Task objective
Find the lines that hold the word "JSON" and return them.

┌─ Dataset records

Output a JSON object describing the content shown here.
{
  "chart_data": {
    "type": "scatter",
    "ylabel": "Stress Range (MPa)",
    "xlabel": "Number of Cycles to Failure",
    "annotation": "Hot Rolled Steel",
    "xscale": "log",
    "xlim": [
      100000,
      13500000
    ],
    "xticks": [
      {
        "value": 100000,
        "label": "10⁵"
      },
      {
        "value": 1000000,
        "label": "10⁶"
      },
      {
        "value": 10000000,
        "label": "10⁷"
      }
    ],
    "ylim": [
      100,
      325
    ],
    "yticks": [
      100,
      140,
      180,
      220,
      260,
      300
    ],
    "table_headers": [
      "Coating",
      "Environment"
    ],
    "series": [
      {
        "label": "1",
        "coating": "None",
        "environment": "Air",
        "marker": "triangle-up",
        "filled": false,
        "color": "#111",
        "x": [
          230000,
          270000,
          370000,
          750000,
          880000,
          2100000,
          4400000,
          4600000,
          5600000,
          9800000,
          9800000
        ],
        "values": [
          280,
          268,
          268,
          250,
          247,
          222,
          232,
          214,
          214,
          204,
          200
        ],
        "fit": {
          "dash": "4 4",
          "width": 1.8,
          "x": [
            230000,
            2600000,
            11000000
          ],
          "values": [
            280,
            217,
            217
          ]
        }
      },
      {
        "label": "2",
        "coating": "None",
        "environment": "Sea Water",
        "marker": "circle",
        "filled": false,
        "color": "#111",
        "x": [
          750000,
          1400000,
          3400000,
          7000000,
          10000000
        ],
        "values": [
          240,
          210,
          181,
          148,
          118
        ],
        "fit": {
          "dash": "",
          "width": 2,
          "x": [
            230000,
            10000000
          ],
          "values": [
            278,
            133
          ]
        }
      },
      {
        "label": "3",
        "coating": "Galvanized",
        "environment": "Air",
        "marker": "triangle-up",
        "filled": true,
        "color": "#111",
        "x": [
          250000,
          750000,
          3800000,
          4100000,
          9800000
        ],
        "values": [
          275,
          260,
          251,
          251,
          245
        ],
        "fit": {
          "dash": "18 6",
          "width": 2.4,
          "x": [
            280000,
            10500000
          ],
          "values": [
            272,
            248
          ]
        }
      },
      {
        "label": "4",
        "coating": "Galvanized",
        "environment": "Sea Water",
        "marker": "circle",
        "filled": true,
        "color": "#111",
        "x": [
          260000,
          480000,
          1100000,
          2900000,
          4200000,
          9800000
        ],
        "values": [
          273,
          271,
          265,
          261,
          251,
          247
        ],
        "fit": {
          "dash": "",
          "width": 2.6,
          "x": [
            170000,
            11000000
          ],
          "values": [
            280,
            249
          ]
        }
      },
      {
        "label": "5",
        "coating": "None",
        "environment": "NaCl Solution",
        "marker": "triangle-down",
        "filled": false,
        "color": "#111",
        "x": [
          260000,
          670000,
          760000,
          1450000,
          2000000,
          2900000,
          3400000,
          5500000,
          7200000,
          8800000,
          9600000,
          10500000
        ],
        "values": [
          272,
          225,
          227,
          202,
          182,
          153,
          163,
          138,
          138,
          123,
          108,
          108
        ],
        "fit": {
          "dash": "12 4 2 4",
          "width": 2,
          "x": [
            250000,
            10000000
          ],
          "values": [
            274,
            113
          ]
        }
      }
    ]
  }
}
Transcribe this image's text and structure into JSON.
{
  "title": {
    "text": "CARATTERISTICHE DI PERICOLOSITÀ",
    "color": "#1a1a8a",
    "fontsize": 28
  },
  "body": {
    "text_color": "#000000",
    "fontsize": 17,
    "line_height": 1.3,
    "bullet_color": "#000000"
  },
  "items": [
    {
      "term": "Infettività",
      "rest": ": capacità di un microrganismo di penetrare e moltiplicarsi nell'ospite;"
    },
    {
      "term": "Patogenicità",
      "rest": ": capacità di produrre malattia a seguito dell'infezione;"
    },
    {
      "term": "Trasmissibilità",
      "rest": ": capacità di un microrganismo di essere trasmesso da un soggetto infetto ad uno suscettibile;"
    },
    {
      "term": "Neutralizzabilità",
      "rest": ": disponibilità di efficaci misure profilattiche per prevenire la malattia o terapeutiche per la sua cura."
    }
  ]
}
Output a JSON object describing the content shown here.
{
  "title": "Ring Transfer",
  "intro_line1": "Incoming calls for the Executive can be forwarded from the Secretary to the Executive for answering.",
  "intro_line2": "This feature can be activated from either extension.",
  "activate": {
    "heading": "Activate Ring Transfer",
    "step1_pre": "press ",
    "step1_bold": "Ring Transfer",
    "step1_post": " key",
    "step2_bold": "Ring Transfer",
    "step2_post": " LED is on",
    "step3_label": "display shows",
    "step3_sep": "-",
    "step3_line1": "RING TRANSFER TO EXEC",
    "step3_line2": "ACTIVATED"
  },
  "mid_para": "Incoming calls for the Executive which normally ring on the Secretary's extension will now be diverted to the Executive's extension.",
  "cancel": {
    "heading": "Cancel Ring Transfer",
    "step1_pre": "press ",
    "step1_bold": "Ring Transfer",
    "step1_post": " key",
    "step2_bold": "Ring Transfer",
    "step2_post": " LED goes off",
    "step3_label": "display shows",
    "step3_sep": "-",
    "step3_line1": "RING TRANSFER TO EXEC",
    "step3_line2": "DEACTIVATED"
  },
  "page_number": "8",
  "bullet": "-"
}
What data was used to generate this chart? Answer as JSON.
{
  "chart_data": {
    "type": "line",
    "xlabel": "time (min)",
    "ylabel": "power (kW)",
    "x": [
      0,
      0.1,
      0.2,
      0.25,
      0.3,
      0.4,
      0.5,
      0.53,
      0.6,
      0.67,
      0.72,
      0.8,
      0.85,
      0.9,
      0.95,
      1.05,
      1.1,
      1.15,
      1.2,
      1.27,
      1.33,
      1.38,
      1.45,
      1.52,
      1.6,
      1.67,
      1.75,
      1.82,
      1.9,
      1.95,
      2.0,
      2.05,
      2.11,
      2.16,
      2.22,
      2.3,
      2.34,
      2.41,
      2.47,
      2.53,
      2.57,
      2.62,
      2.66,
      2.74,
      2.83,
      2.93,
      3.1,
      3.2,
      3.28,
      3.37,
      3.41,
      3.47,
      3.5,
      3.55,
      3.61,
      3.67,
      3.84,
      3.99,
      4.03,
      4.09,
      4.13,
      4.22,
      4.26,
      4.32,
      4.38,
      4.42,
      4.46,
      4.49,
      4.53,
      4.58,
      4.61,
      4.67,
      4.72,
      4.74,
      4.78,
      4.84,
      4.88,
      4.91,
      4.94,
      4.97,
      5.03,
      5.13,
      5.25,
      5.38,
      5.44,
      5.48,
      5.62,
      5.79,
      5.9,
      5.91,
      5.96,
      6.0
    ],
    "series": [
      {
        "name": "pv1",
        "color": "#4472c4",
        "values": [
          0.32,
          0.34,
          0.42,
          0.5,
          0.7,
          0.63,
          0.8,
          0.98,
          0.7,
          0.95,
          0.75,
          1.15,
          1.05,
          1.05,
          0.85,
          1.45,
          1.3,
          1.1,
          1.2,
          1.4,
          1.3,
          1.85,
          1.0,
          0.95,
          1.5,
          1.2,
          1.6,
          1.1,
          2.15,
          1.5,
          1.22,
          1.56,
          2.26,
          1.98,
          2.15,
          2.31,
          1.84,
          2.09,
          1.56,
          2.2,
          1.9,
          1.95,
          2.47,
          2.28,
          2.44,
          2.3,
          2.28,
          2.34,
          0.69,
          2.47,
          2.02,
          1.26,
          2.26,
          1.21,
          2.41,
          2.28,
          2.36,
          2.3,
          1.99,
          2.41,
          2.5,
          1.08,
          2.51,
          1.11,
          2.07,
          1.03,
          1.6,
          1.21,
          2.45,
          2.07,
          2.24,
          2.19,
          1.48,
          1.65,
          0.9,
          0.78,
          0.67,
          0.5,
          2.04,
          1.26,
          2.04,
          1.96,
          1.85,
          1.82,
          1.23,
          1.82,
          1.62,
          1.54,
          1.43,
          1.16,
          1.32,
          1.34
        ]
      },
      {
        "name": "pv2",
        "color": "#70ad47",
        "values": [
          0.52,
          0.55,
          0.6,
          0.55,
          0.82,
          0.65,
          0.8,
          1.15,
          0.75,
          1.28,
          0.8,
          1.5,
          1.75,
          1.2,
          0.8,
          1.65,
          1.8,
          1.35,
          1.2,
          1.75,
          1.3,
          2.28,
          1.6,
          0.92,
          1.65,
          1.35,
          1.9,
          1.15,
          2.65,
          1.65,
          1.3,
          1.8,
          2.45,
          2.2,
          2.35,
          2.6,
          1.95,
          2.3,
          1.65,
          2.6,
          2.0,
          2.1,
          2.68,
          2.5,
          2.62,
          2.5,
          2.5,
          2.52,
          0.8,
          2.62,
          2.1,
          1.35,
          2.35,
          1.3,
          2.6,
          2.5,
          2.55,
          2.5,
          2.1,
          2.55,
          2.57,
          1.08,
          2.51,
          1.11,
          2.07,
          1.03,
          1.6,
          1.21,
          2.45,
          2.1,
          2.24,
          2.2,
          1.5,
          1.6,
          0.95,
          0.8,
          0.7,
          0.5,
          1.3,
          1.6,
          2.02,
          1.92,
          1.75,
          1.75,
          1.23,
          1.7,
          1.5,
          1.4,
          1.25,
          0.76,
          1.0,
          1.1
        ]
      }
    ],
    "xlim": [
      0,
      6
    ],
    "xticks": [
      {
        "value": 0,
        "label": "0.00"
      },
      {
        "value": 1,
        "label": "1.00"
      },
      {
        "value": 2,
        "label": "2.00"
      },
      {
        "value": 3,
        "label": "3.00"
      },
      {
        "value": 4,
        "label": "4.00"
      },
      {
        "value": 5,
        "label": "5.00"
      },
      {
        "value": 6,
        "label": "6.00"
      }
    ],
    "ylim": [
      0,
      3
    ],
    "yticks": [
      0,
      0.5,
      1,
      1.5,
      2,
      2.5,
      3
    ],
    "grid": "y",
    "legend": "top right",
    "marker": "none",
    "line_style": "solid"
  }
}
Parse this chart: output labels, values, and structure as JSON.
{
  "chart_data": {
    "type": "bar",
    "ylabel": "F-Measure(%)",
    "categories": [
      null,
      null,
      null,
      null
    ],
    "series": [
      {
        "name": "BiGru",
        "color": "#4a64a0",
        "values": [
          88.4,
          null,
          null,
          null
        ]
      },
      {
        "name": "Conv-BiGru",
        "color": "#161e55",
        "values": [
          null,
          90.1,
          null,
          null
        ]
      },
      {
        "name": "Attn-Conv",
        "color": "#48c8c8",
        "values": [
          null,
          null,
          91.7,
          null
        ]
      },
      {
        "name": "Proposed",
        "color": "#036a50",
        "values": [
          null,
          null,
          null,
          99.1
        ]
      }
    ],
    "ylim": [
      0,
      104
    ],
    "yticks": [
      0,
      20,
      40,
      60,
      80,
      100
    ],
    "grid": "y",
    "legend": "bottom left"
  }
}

└─

The answer
Output a JSON object describing the content shown here.
Transcribe this image's text and structure into JSON.
Output a JSON object describing the content shown here.
What data was used to generate this chart? Answer as JSON.
Parse this chart: output labels, values, and structure as JSON.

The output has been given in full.